**YOUR INSTRUCTIONS:**
Give every line of the data again, unchanged, but with no pictures.
+++ EXTRACTED RECORDS +++
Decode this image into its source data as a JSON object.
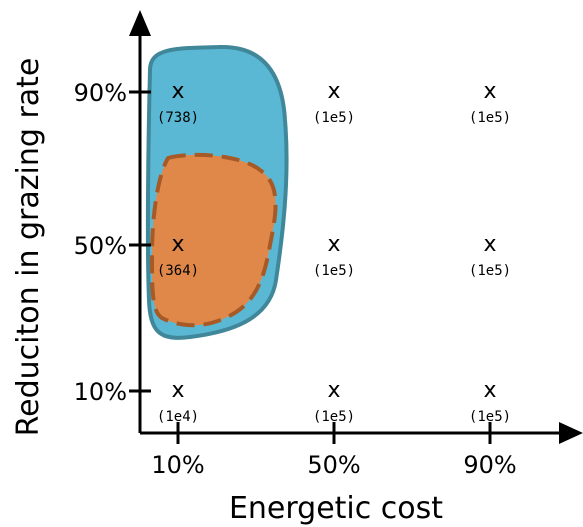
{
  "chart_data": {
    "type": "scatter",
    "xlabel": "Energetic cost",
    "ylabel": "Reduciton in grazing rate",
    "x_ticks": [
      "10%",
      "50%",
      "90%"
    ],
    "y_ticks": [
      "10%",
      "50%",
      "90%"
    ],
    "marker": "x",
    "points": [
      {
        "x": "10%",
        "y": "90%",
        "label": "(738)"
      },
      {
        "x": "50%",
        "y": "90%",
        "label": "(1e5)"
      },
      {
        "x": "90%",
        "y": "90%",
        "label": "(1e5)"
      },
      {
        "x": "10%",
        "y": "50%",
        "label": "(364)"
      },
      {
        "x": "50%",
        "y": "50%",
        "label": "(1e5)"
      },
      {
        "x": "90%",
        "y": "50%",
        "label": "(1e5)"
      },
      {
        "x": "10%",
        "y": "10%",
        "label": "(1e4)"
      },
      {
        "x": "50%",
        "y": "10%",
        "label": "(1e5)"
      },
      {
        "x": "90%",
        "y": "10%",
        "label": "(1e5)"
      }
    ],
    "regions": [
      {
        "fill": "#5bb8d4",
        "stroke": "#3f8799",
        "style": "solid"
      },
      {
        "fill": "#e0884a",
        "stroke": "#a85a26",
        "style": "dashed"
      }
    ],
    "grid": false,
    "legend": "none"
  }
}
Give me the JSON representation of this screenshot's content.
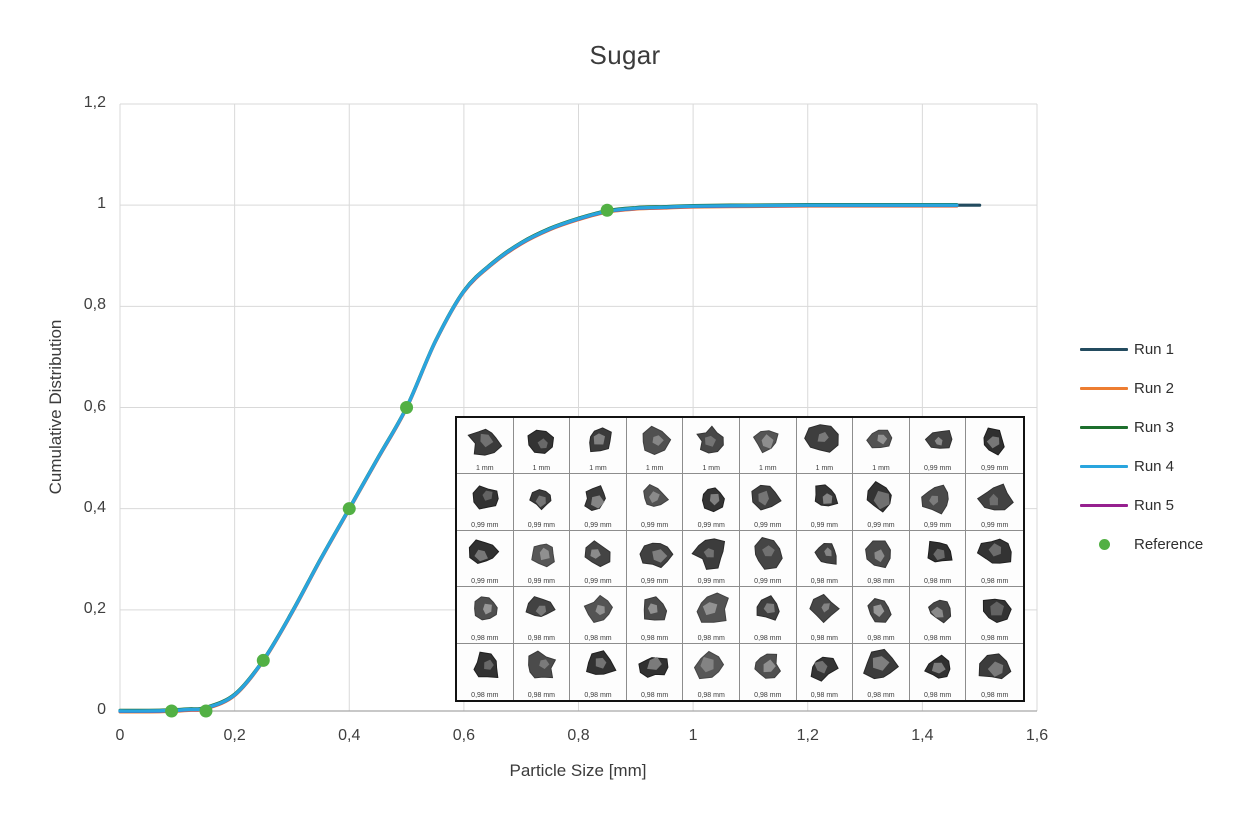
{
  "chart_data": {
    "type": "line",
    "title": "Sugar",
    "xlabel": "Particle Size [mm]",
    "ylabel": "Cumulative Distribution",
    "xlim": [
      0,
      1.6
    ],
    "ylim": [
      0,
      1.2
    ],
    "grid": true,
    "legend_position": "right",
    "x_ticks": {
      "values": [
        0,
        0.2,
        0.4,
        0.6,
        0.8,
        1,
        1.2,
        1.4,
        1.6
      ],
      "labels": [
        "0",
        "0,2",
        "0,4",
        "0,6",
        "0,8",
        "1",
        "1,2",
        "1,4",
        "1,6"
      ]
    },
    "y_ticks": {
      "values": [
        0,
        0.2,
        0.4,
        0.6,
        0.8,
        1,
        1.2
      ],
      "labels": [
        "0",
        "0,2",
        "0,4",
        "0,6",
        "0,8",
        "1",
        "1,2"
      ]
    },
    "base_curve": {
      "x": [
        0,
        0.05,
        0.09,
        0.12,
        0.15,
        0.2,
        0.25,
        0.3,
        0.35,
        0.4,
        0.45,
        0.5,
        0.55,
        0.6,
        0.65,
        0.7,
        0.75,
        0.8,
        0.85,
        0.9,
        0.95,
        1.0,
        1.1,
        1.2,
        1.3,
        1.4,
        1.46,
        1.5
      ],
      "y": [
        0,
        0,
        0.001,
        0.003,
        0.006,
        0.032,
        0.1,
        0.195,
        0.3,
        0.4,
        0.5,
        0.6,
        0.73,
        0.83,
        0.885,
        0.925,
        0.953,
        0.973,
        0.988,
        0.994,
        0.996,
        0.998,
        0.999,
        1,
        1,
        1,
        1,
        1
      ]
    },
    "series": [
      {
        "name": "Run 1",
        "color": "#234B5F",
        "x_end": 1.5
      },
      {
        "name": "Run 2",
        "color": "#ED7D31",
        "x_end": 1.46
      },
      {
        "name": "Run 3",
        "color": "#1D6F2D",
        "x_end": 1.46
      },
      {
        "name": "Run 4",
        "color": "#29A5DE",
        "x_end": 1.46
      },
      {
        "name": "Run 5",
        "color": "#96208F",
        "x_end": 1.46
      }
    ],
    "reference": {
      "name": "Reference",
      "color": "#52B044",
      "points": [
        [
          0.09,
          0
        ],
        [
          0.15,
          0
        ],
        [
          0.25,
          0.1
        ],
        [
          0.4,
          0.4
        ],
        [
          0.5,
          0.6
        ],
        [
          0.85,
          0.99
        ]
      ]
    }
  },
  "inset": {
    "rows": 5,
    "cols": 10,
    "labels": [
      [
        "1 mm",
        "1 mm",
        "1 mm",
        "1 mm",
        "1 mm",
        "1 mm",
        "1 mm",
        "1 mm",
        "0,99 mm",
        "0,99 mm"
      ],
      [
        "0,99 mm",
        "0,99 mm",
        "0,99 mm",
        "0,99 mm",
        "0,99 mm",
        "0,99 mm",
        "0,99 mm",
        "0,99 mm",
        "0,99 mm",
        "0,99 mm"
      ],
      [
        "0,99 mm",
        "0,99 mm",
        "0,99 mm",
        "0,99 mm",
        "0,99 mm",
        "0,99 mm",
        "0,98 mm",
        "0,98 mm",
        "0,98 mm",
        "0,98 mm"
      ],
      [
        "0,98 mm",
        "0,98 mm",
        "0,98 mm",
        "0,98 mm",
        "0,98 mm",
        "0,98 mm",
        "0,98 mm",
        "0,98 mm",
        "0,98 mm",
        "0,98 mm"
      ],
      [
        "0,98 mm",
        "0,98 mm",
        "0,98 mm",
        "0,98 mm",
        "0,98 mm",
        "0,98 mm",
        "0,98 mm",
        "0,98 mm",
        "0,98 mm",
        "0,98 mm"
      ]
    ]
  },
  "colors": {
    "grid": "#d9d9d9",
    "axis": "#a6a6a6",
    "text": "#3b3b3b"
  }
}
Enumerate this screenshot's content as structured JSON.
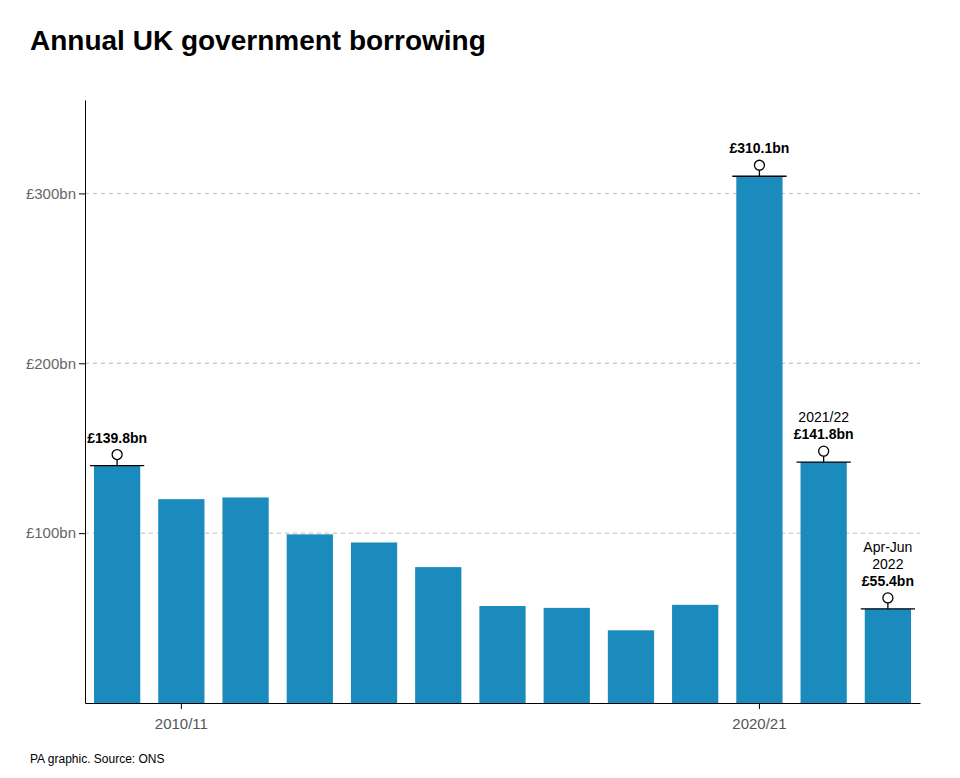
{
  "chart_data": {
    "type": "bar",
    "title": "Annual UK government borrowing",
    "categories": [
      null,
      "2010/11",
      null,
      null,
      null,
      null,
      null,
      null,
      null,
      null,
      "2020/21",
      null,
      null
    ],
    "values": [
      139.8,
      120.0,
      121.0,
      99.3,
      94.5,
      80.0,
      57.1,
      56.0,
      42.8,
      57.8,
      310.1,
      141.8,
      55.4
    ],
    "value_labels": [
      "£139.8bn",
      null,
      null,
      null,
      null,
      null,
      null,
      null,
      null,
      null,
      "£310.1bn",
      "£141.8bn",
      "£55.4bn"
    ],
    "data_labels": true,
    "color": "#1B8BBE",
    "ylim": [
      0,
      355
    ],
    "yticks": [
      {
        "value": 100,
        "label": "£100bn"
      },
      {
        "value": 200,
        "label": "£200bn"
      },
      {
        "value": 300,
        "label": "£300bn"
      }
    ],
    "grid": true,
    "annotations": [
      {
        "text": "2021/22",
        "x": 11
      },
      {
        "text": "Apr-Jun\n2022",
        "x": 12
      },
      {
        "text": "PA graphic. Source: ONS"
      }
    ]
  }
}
+++
**EXERCISE OUTPUT:**
Decode this image into its source data as a JSON object.
{
  "chart_data": {
    "type": "scatter",
    "xlabel": "Energetic cost",
    "ylabel": "Reduciton in grazing rate",
    "x_ticks": [
      "10%",
      "50%",
      "90%"
    ],
    "y_ticks": [
      "10%",
      "50%",
      "90%"
    ],
    "marker": "x",
    "points": [
      {
        "x": "10%",
        "y": "90%",
        "label": "(738)"
      },
      {
        "x": "50%",
        "y": "90%",
        "label": "(1e5)"
      },
      {
        "x": "90%",
        "y": "90%",
        "label": "(1e5)"
      },
      {
        "x": "10%",
        "y": "50%",
        "label": "(364)"
      },
      {
        "x": "50%",
        "y": "50%",
        "label": "(1e5)"
      },
      {
        "x": "90%",
        "y": "50%",
        "label": "(1e5)"
      },
      {
        "x": "10%",
        "y": "10%",
        "label": "(1e4)"
      },
      {
        "x": "50%",
        "y": "10%",
        "label": "(1e5)"
      },
      {
        "x": "90%",
        "y": "10%",
        "label": "(1e5)"
      }
    ],
    "regions": [
      {
        "fill": "#5bb8d4",
        "stroke": "#3f8799",
        "style": "solid"
      },
      {
        "fill": "#e0884a",
        "stroke": "#a85a26",
        "style": "dashed"
      }
    ],
    "grid": false,
    "legend": "none"
  }
}
Give me the JSON representation of this screenshot's content.
{
  "chart_data": {
    "type": "line",
    "title": "Sugar",
    "xlabel": "Particle Size [mm]",
    "ylabel": "Cumulative Distribution",
    "xlim": [
      0,
      1.6
    ],
    "ylim": [
      0,
      1.2
    ],
    "grid": true,
    "legend_position": "right",
    "x_ticks": {
      "values": [
        0,
        0.2,
        0.4,
        0.6,
        0.8,
        1,
        1.2,
        1.4,
        1.6
      ],
      "labels": [
        "0",
        "0,2",
        "0,4",
        "0,6",
        "0,8",
        "1",
        "1,2",
        "1,4",
        "1,6"
      ]
    },
    "y_ticks": {
      "values": [
        0,
        0.2,
        0.4,
        0.6,
        0.8,
        1,
        1.2
      ],
      "labels": [
        "0",
        "0,2",
        "0,4",
        "0,6",
        "0,8",
        "1",
        "1,2"
      ]
    },
    "base_curve": {
      "x": [
        0,
        0.05,
        0.09,
        0.12,
        0.15,
        0.2,
        0.25,
        0.3,
        0.35,
        0.4,
        0.45,
        0.5,
        0.55,
        0.6,
        0.65,
        0.7,
        0.75,
        0.8,
        0.85,
        0.9,
        0.95,
        1.0,
        1.1,
        1.2,
        1.3,
        1.4,
        1.46,
        1.5
      ],
      "y": [
        0,
        0,
        0.001,
        0.003,
        0.006,
        0.032,
        0.1,
        0.195,
        0.3,
        0.4,
        0.5,
        0.6,
        0.73,
        0.83,
        0.885,
        0.925,
        0.953,
        0.973,
        0.988,
        0.994,
        0.996,
        0.998,
        0.999,
        1,
        1,
        1,
        1,
        1
      ]
    },
    "series": [
      {
        "name": "Run 1",
        "color": "#234B5F",
        "x_end": 1.5
      },
      {
        "name": "Run 2",
        "color": "#ED7D31",
        "x_end": 1.46
      },
      {
        "name": "Run 3",
        "color": "#1D6F2D",
        "x_end": 1.46
      },
      {
        "name": "Run 4",
        "color": "#29A5DE",
        "x_end": 1.46
      },
      {
        "name": "Run 5",
        "color": "#96208F",
        "x_end": 1.46
      }
    ],
    "reference": {
      "name": "Reference",
      "color": "#52B044",
      "points": [
        [
          0.09,
          0
        ],
        [
          0.15,
          0
        ],
        [
          0.25,
          0.1
        ],
        [
          0.4,
          0.4
        ],
        [
          0.5,
          0.6
        ],
        [
          0.85,
          0.99
        ]
      ]
    }
  },
  "inset": {
    "rows": 5,
    "cols": 10,
    "labels": [
      [
        "1 mm",
        "1 mm",
        "1 mm",
        "1 mm",
        "1 mm",
        "1 mm",
        "1 mm",
        "1 mm",
        "0,99 mm",
        "0,99 mm"
      ],
      [
        "0,99 mm",
        "0,99 mm",
        "0,99 mm",
        "0,99 mm",
        "0,99 mm",
        "0,99 mm",
        "0,99 mm",
        "0,99 mm",
        "0,99 mm",
        "0,99 mm"
      ],
      [
        "0,99 mm",
        "0,99 mm",
        "0,99 mm",
        "0,99 mm",
        "0,99 mm",
        "0,99 mm",
        "0,98 mm",
        "0,98 mm",
        "0,98 mm",
        "0,98 mm"
      ],
      [
        "0,98 mm",
        "0,98 mm",
        "0,98 mm",
        "0,98 mm",
        "0,98 mm",
        "0,98 mm",
        "0,98 mm",
        "0,98 mm",
        "0,98 mm",
        "0,98 mm"
      ],
      [
        "0,98 mm",
        "0,98 mm",
        "0,98 mm",
        "0,98 mm",
        "0,98 mm",
        "0,98 mm",
        "0,98 mm",
        "0,98 mm",
        "0,98 mm",
        "0,98 mm"
      ]
    ]
  },
  "colors": {
    "grid": "#d9d9d9",
    "axis": "#a6a6a6",
    "text": "#3b3b3b"
  }
}
Enumerate this screenshot's content as structured JSON.
{
  "chart_data": {
    "type": "bar",
    "title": "Annual UK government borrowing",
    "categories": [
      null,
      "2010/11",
      null,
      null,
      null,
      null,
      null,
      null,
      null,
      null,
      "2020/21",
      null,
      null
    ],
    "values": [
      139.8,
      120.0,
      121.0,
      99.3,
      94.5,
      80.0,
      57.1,
      56.0,
      42.8,
      57.8,
      310.1,
      141.8,
      55.4
    ],
    "value_labels": [
      "£139.8bn",
      null,
      null,
      null,
      null,
      null,
      null,
      null,
      null,
      null,
      "£310.1bn",
      "£141.8bn",
      "£55.4bn"
    ],
    "data_labels": true,
    "color": "#1B8BBE",
    "ylim": [
      0,
      355
    ],
    "yticks": [
      {
        "value": 100,
        "label": "£100bn"
      },
      {
        "value": 200,
        "label": "£200bn"
      },
      {
        "value": 300,
        "label": "£300bn"
      }
    ],
    "grid": true,
    "annotations": [
      {
        "text": "2021/22",
        "x": 11
      },
      {
        "text": "Apr-Jun\n2022",
        "x": 12
      },
      {
        "text": "PA graphic. Source: ONS"
      }
    ]
  }
}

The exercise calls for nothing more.